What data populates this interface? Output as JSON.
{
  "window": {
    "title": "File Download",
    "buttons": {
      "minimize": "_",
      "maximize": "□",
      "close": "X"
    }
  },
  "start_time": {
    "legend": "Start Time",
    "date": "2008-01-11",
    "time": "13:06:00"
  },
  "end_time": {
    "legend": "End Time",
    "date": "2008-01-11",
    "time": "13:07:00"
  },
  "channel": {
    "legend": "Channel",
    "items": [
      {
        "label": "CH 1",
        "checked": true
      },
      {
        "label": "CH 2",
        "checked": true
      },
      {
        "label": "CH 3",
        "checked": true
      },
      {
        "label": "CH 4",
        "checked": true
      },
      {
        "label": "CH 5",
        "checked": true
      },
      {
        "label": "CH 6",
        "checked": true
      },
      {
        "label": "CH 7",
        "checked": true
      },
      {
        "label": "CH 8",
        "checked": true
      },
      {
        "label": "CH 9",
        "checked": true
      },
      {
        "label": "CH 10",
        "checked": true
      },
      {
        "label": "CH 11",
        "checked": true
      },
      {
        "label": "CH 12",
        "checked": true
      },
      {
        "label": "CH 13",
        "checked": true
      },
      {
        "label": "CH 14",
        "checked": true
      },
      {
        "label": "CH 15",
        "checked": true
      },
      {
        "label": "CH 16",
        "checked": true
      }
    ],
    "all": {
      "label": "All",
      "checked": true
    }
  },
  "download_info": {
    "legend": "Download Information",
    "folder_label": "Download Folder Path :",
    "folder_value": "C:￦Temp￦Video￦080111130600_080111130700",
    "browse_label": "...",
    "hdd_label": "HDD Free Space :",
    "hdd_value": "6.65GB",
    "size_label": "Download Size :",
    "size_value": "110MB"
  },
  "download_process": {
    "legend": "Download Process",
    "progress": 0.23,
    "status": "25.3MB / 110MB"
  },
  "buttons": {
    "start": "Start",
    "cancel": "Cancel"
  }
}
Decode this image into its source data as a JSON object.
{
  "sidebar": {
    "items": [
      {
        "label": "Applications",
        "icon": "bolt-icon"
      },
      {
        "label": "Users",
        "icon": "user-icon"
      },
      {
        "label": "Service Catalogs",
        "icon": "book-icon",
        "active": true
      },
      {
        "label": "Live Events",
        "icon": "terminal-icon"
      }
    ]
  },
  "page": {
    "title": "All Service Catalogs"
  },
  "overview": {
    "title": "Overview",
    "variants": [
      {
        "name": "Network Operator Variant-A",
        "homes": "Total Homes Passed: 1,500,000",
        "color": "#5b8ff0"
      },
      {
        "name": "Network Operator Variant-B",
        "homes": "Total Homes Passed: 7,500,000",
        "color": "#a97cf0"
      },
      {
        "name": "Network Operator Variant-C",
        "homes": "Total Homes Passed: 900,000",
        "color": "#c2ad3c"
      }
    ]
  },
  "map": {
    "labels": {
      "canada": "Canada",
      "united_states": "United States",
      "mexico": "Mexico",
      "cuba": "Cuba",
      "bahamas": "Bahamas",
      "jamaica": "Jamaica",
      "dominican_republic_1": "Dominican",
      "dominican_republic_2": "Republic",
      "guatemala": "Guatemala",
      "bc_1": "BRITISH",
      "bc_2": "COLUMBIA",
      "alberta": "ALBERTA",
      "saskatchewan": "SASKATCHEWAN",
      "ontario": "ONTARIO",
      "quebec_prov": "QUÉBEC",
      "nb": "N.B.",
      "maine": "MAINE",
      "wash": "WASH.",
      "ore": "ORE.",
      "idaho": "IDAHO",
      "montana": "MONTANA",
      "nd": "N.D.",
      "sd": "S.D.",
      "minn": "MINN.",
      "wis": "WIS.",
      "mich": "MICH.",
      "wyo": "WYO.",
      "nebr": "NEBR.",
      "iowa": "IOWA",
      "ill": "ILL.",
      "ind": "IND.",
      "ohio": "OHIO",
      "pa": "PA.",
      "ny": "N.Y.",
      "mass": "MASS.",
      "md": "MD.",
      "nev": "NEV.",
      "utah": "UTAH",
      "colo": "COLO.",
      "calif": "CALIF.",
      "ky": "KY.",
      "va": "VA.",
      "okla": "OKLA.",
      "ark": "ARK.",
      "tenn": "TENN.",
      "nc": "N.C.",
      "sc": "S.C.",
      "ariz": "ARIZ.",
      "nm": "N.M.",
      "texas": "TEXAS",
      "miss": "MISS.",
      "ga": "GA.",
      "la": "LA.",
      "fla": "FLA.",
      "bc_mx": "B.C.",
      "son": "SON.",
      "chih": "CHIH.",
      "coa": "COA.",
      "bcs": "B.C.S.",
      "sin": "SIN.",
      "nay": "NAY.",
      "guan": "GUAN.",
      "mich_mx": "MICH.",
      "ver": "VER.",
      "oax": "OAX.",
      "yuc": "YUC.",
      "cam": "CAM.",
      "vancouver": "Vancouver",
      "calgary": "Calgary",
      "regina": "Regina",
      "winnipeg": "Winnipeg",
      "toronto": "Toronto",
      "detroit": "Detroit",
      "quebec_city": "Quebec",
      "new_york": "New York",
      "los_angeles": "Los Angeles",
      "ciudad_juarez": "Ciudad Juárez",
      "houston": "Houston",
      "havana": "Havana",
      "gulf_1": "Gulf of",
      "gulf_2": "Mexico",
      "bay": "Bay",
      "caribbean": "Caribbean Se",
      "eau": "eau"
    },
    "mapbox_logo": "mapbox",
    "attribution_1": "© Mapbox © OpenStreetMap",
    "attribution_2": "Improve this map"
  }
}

Short task: Return all the data above once more, precisely as given.

Response to the exercise:
What data populates this interface? Output as JSON.
{
  "window": {
    "title": "File Download",
    "buttons": {
      "minimize": "_",
      "maximize": "□",
      "close": "X"
    }
  },
  "start_time": {
    "legend": "Start Time",
    "date": "2008-01-11",
    "time": "13:06:00"
  },
  "end_time": {
    "legend": "End Time",
    "date": "2008-01-11",
    "time": "13:07:00"
  },
  "channel": {
    "legend": "Channel",
    "items": [
      {
        "label": "CH 1",
        "checked": true
      },
      {
        "label": "CH 2",
        "checked": true
      },
      {
        "label": "CH 3",
        "checked": true
      },
      {
        "label": "CH 4",
        "checked": true
      },
      {
        "label": "CH 5",
        "checked": true
      },
      {
        "label": "CH 6",
        "checked": true
      },
      {
        "label": "CH 7",
        "checked": true
      },
      {
        "label": "CH 8",
        "checked": true
      },
      {
        "label": "CH 9",
        "checked": true
      },
      {
        "label": "CH 10",
        "checked": true
      },
      {
        "label": "CH 11",
        "checked": true
      },
      {
        "label": "CH 12",
        "checked": true
      },
      {
        "label": "CH 13",
        "checked": true
      },
      {
        "label": "CH 14",
        "checked": true
      },
      {
        "label": "CH 15",
        "checked": true
      },
      {
        "label": "CH 16",
        "checked": true
      }
    ],
    "all": {
      "label": "All",
      "checked": true
    }
  },
  "download_info": {
    "legend": "Download Information",
    "folder_label": "Download Folder Path :",
    "folder_value": "C:￦Temp￦Video￦080111130600_080111130700",
    "browse_label": "...",
    "hdd_label": "HDD Free Space :",
    "hdd_value": "6.65GB",
    "size_label": "Download Size :",
    "size_value": "110MB"
  },
  "download_process": {
    "legend": "Download Process",
    "progress": 0.23,
    "status": "25.3MB / 110MB"
  },
  "buttons": {
    "start": "Start",
    "cancel": "Cancel"
  }
}
Decode this image into its source data as a JSON object.
{
  "sidebar": {
    "items": [
      {
        "label": "Applications",
        "icon": "bolt-icon"
      },
      {
        "label": "Users",
        "icon": "user-icon"
      },
      {
        "label": "Service Catalogs",
        "icon": "book-icon",
        "active": true
      },
      {
        "label": "Live Events",
        "icon": "terminal-icon"
      }
    ]
  },
  "page": {
    "title": "All Service Catalogs"
  },
  "overview": {
    "title": "Overview",
    "variants": [
      {
        "name": "Network Operator Variant-A",
        "homes": "Total Homes Passed: 1,500,000",
        "color": "#5b8ff0"
      },
      {
        "name": "Network Operator Variant-B",
        "homes": "Total Homes Passed: 7,500,000",
        "color": "#a97cf0"
      },
      {
        "name": "Network Operator Variant-C",
        "homes": "Total Homes Passed: 900,000",
        "color": "#c2ad3c"
      }
    ]
  },
  "map": {
    "labels": {
      "canada": "Canada",
      "united_states": "United States",
      "mexico": "Mexico",
      "cuba": "Cuba",
      "bahamas": "Bahamas",
      "jamaica": "Jamaica",
      "dominican_republic_1": "Dominican",
      "dominican_republic_2": "Republic",
      "guatemala": "Guatemala",
      "bc_1": "BRITISH",
      "bc_2": "COLUMBIA",
      "alberta": "ALBERTA",
      "saskatchewan": "SASKATCHEWAN",
      "ontario": "ONTARIO",
      "quebec_prov": "QUÉBEC",
      "nb": "N.B.",
      "maine": "MAINE",
      "wash": "WASH.",
      "ore": "ORE.",
      "idaho": "IDAHO",
      "montana": "MONTANA",
      "nd": "N.D.",
      "sd": "S.D.",
      "minn": "MINN.",
      "wis": "WIS.",
      "mich": "MICH.",
      "wyo": "WYO.",
      "nebr": "NEBR.",
      "iowa": "IOWA",
      "ill": "ILL.",
      "ind": "IND.",
      "ohio": "OHIO",
      "pa": "PA.",
      "ny": "N.Y.",
      "mass": "MASS.",
      "md": "MD.",
      "nev": "NEV.",
      "utah": "UTAH",
      "colo": "COLO.",
      "calif": "CALIF.",
      "ky": "KY.",
      "va": "VA.",
      "okla": "OKLA.",
      "ark": "ARK.",
      "tenn": "TENN.",
      "nc": "N.C.",
      "sc": "S.C.",
      "ariz": "ARIZ.",
      "nm": "N.M.",
      "texas": "TEXAS",
      "miss": "MISS.",
      "ga": "GA.",
      "la": "LA.",
      "fla": "FLA.",
      "bc_mx": "B.C.",
      "son": "SON.",
      "chih": "CHIH.",
      "coa": "COA.",
      "bcs": "B.C.S.",
      "sin": "SIN.",
      "nay": "NAY.",
      "guan": "GUAN.",
      "mich_mx": "MICH.",
      "ver": "VER.",
      "oax": "OAX.",
      "yuc": "YUC.",
      "cam": "CAM.",
      "vancouver": "Vancouver",
      "calgary": "Calgary",
      "regina": "Regina",
      "winnipeg": "Winnipeg",
      "toronto": "Toronto",
      "detroit": "Detroit",
      "quebec_city": "Quebec",
      "new_york": "New York",
      "los_angeles": "Los Angeles",
      "ciudad_juarez": "Ciudad Juárez",
      "houston": "Houston",
      "havana": "Havana",
      "gulf_1": "Gulf of",
      "gulf_2": "Mexico",
      "bay": "Bay",
      "caribbean": "Caribbean Se",
      "eau": "eau"
    },
    "mapbox_logo": "mapbox",
    "attribution_1": "© Mapbox © OpenStreetMap",
    "attribution_2": "Improve this map"
  }
}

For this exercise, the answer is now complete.